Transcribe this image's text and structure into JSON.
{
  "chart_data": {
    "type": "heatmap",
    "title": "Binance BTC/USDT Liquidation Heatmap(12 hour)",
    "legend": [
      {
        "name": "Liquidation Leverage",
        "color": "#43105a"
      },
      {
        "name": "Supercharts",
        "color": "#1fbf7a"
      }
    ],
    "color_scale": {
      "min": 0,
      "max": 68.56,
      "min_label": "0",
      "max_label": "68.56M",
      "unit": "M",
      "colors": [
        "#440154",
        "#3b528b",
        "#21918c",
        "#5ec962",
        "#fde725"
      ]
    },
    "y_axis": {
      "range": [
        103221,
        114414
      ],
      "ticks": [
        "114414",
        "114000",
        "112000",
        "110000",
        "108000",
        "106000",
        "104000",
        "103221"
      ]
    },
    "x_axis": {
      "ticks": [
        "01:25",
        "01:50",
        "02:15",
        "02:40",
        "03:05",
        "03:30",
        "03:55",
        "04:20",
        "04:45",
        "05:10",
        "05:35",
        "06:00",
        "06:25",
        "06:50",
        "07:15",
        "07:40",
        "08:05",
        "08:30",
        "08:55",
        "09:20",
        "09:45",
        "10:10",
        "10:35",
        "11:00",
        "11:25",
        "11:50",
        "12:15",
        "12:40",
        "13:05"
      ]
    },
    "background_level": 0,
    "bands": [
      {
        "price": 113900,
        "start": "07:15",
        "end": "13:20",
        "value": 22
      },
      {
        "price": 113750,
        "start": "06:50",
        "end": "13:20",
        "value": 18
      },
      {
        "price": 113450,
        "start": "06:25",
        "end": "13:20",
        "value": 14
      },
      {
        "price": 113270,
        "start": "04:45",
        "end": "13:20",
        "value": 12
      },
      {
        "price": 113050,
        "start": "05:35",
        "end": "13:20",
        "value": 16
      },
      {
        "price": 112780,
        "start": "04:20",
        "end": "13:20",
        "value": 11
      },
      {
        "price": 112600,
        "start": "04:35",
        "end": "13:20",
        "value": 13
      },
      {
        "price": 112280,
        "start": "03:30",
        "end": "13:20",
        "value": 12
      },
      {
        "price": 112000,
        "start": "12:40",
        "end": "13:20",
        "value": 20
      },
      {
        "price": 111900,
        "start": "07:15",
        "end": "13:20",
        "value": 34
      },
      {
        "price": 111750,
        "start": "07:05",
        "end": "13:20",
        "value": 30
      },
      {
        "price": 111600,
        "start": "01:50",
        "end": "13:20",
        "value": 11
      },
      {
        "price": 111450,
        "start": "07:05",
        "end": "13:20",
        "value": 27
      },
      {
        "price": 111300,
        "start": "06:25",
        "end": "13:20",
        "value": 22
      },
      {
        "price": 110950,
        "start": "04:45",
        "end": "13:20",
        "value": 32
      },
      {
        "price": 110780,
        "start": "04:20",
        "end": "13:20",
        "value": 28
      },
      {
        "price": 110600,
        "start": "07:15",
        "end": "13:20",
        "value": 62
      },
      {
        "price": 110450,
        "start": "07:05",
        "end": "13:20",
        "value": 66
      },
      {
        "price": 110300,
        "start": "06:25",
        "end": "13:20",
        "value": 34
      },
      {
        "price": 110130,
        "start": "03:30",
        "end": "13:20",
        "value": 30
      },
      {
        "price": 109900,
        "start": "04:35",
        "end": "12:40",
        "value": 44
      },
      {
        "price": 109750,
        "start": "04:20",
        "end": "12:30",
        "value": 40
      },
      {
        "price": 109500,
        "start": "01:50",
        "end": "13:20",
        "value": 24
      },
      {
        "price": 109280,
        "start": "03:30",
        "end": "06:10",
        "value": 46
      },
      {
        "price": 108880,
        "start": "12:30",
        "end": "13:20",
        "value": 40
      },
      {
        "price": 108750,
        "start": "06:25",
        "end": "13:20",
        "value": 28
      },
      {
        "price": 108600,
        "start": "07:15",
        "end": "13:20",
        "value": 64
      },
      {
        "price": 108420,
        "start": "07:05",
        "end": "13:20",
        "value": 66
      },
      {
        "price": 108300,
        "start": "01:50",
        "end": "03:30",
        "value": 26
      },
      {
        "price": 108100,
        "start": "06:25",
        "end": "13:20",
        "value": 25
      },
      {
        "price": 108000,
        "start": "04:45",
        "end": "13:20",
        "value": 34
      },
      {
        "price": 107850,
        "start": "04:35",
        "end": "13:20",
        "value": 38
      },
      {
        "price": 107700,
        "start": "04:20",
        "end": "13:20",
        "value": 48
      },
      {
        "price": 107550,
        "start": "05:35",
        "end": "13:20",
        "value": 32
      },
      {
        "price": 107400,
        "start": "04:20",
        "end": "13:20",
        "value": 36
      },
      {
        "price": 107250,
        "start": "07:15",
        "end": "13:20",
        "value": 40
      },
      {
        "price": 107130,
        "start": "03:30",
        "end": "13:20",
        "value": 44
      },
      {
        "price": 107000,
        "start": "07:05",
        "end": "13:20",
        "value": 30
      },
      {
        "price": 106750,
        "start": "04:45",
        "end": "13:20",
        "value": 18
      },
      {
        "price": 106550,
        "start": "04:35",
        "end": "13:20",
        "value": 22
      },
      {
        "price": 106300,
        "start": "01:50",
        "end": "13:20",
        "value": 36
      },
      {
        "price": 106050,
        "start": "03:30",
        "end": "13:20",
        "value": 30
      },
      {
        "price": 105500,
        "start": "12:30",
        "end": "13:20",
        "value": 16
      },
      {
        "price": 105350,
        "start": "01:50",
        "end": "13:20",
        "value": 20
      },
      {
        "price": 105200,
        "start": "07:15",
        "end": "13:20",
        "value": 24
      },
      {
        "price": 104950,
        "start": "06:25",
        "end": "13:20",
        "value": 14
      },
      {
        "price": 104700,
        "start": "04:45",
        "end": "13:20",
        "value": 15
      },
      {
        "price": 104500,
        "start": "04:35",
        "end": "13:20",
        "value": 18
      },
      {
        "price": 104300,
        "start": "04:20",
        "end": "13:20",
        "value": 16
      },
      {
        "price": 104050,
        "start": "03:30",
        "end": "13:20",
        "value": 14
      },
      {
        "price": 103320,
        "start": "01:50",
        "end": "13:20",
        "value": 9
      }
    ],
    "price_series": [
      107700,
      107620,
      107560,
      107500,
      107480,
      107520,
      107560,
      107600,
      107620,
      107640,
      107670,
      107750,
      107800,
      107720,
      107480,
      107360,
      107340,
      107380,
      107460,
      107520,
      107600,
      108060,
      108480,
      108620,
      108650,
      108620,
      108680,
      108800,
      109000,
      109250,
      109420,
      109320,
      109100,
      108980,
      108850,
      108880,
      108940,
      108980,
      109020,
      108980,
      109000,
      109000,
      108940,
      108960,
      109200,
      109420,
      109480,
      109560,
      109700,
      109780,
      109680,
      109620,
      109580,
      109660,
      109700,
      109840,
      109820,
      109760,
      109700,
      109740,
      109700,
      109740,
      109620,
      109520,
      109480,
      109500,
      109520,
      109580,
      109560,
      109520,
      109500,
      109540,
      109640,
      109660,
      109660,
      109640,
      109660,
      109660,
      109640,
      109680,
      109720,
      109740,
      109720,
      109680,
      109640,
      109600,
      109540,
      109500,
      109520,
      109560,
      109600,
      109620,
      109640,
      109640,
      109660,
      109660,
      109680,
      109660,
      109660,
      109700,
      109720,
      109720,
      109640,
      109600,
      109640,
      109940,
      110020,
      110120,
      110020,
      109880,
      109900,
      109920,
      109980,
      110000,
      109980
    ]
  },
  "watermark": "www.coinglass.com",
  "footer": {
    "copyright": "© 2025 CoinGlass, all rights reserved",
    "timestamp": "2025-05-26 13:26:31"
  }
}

Required task —
Please reproduce all of the entries exactly as they stand.

The solution —
Transcribe this image's text and structure into JSON.
{
  "chart_data": {
    "type": "heatmap",
    "title": "Binance BTC/USDT Liquidation Heatmap(12 hour)",
    "legend": [
      {
        "name": "Liquidation Leverage",
        "color": "#43105a"
      },
      {
        "name": "Supercharts",
        "color": "#1fbf7a"
      }
    ],
    "color_scale": {
      "min": 0,
      "max": 68.56,
      "min_label": "0",
      "max_label": "68.56M",
      "unit": "M",
      "colors": [
        "#440154",
        "#3b528b",
        "#21918c",
        "#5ec962",
        "#fde725"
      ]
    },
    "y_axis": {
      "range": [
        103221,
        114414
      ],
      "ticks": [
        "114414",
        "114000",
        "112000",
        "110000",
        "108000",
        "106000",
        "104000",
        "103221"
      ]
    },
    "x_axis": {
      "ticks": [
        "01:25",
        "01:50",
        "02:15",
        "02:40",
        "03:05",
        "03:30",
        "03:55",
        "04:20",
        "04:45",
        "05:10",
        "05:35",
        "06:00",
        "06:25",
        "06:50",
        "07:15",
        "07:40",
        "08:05",
        "08:30",
        "08:55",
        "09:20",
        "09:45",
        "10:10",
        "10:35",
        "11:00",
        "11:25",
        "11:50",
        "12:15",
        "12:40",
        "13:05"
      ]
    },
    "background_level": 0,
    "bands": [
      {
        "price": 113900,
        "start": "07:15",
        "end": "13:20",
        "value": 22
      },
      {
        "price": 113750,
        "start": "06:50",
        "end": "13:20",
        "value": 18
      },
      {
        "price": 113450,
        "start": "06:25",
        "end": "13:20",
        "value": 14
      },
      {
        "price": 113270,
        "start": "04:45",
        "end": "13:20",
        "value": 12
      },
      {
        "price": 113050,
        "start": "05:35",
        "end": "13:20",
        "value": 16
      },
      {
        "price": 112780,
        "start": "04:20",
        "end": "13:20",
        "value": 11
      },
      {
        "price": 112600,
        "start": "04:35",
        "end": "13:20",
        "value": 13
      },
      {
        "price": 112280,
        "start": "03:30",
        "end": "13:20",
        "value": 12
      },
      {
        "price": 112000,
        "start": "12:40",
        "end": "13:20",
        "value": 20
      },
      {
        "price": 111900,
        "start": "07:15",
        "end": "13:20",
        "value": 34
      },
      {
        "price": 111750,
        "start": "07:05",
        "end": "13:20",
        "value": 30
      },
      {
        "price": 111600,
        "start": "01:50",
        "end": "13:20",
        "value": 11
      },
      {
        "price": 111450,
        "start": "07:05",
        "end": "13:20",
        "value": 27
      },
      {
        "price": 111300,
        "start": "06:25",
        "end": "13:20",
        "value": 22
      },
      {
        "price": 110950,
        "start": "04:45",
        "end": "13:20",
        "value": 32
      },
      {
        "price": 110780,
        "start": "04:20",
        "end": "13:20",
        "value": 28
      },
      {
        "price": 110600,
        "start": "07:15",
        "end": "13:20",
        "value": 62
      },
      {
        "price": 110450,
        "start": "07:05",
        "end": "13:20",
        "value": 66
      },
      {
        "price": 110300,
        "start": "06:25",
        "end": "13:20",
        "value": 34
      },
      {
        "price": 110130,
        "start": "03:30",
        "end": "13:20",
        "value": 30
      },
      {
        "price": 109900,
        "start": "04:35",
        "end": "12:40",
        "value": 44
      },
      {
        "price": 109750,
        "start": "04:20",
        "end": "12:30",
        "value": 40
      },
      {
        "price": 109500,
        "start": "01:50",
        "end": "13:20",
        "value": 24
      },
      {
        "price": 109280,
        "start": "03:30",
        "end": "06:10",
        "value": 46
      },
      {
        "price": 108880,
        "start": "12:30",
        "end": "13:20",
        "value": 40
      },
      {
        "price": 108750,
        "start": "06:25",
        "end": "13:20",
        "value": 28
      },
      {
        "price": 108600,
        "start": "07:15",
        "end": "13:20",
        "value": 64
      },
      {
        "price": 108420,
        "start": "07:05",
        "end": "13:20",
        "value": 66
      },
      {
        "price": 108300,
        "start": "01:50",
        "end": "03:30",
        "value": 26
      },
      {
        "price": 108100,
        "start": "06:25",
        "end": "13:20",
        "value": 25
      },
      {
        "price": 108000,
        "start": "04:45",
        "end": "13:20",
        "value": 34
      },
      {
        "price": 107850,
        "start": "04:35",
        "end": "13:20",
        "value": 38
      },
      {
        "price": 107700,
        "start": "04:20",
        "end": "13:20",
        "value": 48
      },
      {
        "price": 107550,
        "start": "05:35",
        "end": "13:20",
        "value": 32
      },
      {
        "price": 107400,
        "start": "04:20",
        "end": "13:20",
        "value": 36
      },
      {
        "price": 107250,
        "start": "07:15",
        "end": "13:20",
        "value": 40
      },
      {
        "price": 107130,
        "start": "03:30",
        "end": "13:20",
        "value": 44
      },
      {
        "price": 107000,
        "start": "07:05",
        "end": "13:20",
        "value": 30
      },
      {
        "price": 106750,
        "start": "04:45",
        "end": "13:20",
        "value": 18
      },
      {
        "price": 106550,
        "start": "04:35",
        "end": "13:20",
        "value": 22
      },
      {
        "price": 106300,
        "start": "01:50",
        "end": "13:20",
        "value": 36
      },
      {
        "price": 106050,
        "start": "03:30",
        "end": "13:20",
        "value": 30
      },
      {
        "price": 105500,
        "start": "12:30",
        "end": "13:20",
        "value": 16
      },
      {
        "price": 105350,
        "start": "01:50",
        "end": "13:20",
        "value": 20
      },
      {
        "price": 105200,
        "start": "07:15",
        "end": "13:20",
        "value": 24
      },
      {
        "price": 104950,
        "start": "06:25",
        "end": "13:20",
        "value": 14
      },
      {
        "price": 104700,
        "start": "04:45",
        "end": "13:20",
        "value": 15
      },
      {
        "price": 104500,
        "start": "04:35",
        "end": "13:20",
        "value": 18
      },
      {
        "price": 104300,
        "start": "04:20",
        "end": "13:20",
        "value": 16
      },
      {
        "price": 104050,
        "start": "03:30",
        "end": "13:20",
        "value": 14
      },
      {
        "price": 103320,
        "start": "01:50",
        "end": "13:20",
        "value": 9
      }
    ],
    "price_series": [
      107700,
      107620,
      107560,
      107500,
      107480,
      107520,
      107560,
      107600,
      107620,
      107640,
      107670,
      107750,
      107800,
      107720,
      107480,
      107360,
      107340,
      107380,
      107460,
      107520,
      107600,
      108060,
      108480,
      108620,
      108650,
      108620,
      108680,
      108800,
      109000,
      109250,
      109420,
      109320,
      109100,
      108980,
      108850,
      108880,
      108940,
      108980,
      109020,
      108980,
      109000,
      109000,
      108940,
      108960,
      109200,
      109420,
      109480,
      109560,
      109700,
      109780,
      109680,
      109620,
      109580,
      109660,
      109700,
      109840,
      109820,
      109760,
      109700,
      109740,
      109700,
      109740,
      109620,
      109520,
      109480,
      109500,
      109520,
      109580,
      109560,
      109520,
      109500,
      109540,
      109640,
      109660,
      109660,
      109640,
      109660,
      109660,
      109640,
      109680,
      109720,
      109740,
      109720,
      109680,
      109640,
      109600,
      109540,
      109500,
      109520,
      109560,
      109600,
      109620,
      109640,
      109640,
      109660,
      109660,
      109680,
      109660,
      109660,
      109700,
      109720,
      109720,
      109640,
      109600,
      109640,
      109940,
      110020,
      110120,
      110020,
      109880,
      109900,
      109920,
      109980,
      110000,
      109980
    ]
  },
  "watermark": "www.coinglass.com",
  "footer": {
    "copyright": "© 2025 CoinGlass, all rights reserved",
    "timestamp": "2025-05-26 13:26:31"
  }
}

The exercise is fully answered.